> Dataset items
□ □ □

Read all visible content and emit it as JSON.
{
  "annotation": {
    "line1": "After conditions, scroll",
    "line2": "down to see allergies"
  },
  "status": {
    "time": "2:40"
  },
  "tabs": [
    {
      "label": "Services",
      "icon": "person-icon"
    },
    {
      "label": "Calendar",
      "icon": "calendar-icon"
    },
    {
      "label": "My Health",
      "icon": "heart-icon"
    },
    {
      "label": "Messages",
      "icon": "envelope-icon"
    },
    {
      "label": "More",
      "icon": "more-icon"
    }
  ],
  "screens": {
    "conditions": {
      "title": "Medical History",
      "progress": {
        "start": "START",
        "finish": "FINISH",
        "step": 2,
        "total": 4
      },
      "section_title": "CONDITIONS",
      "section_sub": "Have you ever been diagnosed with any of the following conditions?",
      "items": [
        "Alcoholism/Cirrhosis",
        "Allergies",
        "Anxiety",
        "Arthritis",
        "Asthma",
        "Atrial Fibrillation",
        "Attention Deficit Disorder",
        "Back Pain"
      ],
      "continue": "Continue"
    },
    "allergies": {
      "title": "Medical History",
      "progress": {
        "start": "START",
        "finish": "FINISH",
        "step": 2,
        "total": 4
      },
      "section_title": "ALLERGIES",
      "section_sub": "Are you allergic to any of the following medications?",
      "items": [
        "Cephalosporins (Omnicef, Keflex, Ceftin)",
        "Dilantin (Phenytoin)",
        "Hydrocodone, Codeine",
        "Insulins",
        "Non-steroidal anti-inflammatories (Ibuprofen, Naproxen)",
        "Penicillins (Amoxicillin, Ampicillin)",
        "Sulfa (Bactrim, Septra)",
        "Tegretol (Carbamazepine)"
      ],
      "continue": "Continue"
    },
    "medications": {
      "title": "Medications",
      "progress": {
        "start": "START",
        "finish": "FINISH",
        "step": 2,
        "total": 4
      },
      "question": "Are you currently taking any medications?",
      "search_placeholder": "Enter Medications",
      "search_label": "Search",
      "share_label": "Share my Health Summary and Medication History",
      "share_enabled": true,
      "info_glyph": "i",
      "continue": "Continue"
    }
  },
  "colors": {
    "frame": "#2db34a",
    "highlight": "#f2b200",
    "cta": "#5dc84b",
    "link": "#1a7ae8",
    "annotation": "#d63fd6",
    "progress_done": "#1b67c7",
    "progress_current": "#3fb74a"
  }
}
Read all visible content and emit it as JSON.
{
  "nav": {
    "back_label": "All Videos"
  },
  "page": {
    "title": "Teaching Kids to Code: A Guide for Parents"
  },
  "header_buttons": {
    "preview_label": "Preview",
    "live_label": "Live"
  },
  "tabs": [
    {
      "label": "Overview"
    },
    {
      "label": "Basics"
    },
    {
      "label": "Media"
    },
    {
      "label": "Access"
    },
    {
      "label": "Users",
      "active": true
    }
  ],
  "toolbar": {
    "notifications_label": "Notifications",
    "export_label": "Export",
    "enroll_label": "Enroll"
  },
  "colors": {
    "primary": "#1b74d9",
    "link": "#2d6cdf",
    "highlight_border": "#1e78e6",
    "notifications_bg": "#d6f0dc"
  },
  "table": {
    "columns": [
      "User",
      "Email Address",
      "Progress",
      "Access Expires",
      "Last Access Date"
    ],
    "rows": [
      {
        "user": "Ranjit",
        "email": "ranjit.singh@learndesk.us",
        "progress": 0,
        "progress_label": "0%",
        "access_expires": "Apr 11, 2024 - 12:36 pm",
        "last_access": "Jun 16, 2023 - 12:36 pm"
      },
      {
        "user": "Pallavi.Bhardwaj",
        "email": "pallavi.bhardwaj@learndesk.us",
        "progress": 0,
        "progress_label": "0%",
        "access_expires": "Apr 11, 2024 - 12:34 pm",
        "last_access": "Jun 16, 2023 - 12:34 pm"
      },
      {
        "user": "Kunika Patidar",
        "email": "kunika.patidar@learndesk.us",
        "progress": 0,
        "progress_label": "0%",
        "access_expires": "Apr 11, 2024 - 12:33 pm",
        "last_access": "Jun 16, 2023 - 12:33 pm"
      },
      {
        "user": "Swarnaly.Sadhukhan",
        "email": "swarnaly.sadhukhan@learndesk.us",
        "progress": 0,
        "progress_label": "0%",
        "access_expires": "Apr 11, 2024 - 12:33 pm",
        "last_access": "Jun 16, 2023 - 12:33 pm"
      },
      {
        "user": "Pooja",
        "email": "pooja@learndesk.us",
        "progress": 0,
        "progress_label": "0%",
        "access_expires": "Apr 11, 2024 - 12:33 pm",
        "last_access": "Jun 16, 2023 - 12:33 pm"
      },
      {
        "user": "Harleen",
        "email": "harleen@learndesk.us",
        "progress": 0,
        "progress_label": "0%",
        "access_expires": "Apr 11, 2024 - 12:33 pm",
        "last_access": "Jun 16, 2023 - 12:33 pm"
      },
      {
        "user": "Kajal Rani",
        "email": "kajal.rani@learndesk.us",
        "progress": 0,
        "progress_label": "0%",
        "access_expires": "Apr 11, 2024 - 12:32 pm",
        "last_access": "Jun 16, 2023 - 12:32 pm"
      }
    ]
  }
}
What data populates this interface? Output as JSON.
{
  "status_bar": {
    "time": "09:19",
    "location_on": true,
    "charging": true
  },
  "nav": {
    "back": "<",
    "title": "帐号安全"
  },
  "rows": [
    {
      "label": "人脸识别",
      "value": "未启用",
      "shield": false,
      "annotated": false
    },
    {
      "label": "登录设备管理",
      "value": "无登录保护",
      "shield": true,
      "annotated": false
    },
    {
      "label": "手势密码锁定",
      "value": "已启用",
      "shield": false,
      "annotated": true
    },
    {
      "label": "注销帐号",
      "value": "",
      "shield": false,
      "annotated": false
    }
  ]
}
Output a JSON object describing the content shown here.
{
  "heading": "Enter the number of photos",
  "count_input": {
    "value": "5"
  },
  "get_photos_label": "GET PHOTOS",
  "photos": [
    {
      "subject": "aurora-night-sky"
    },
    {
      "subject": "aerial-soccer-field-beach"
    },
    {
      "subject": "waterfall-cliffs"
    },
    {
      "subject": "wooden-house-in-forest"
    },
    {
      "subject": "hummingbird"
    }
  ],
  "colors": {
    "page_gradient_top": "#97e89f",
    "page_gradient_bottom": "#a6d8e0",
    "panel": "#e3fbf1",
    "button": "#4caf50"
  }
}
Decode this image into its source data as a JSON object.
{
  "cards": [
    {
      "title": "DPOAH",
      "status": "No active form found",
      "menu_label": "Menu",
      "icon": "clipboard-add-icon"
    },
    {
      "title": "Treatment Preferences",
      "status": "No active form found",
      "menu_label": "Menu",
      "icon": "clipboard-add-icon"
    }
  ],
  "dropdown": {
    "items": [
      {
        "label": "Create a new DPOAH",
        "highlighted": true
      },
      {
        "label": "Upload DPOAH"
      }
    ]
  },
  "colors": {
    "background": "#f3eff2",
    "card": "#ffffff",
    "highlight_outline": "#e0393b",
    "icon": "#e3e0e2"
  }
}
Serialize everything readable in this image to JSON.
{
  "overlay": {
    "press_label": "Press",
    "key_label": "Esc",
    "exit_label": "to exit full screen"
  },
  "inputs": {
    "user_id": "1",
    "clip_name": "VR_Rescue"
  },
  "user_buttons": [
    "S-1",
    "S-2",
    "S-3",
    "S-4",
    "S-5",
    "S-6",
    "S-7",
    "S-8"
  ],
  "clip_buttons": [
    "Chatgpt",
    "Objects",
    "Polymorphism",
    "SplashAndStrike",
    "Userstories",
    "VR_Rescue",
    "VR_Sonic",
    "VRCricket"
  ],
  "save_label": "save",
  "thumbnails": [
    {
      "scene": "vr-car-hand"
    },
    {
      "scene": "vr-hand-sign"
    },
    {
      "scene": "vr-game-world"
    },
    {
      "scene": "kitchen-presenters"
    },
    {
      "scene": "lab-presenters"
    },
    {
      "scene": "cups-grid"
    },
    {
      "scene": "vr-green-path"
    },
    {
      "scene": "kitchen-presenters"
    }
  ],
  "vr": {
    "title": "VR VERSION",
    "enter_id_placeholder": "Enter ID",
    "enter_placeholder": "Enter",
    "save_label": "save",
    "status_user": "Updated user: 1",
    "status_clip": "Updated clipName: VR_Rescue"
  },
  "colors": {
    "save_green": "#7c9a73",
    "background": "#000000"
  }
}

□ □ □

> Aim of the exercise
Among the entries above, how many lines hold the string "background"? Respond with nothing but the number.

> Answer for this exercise
2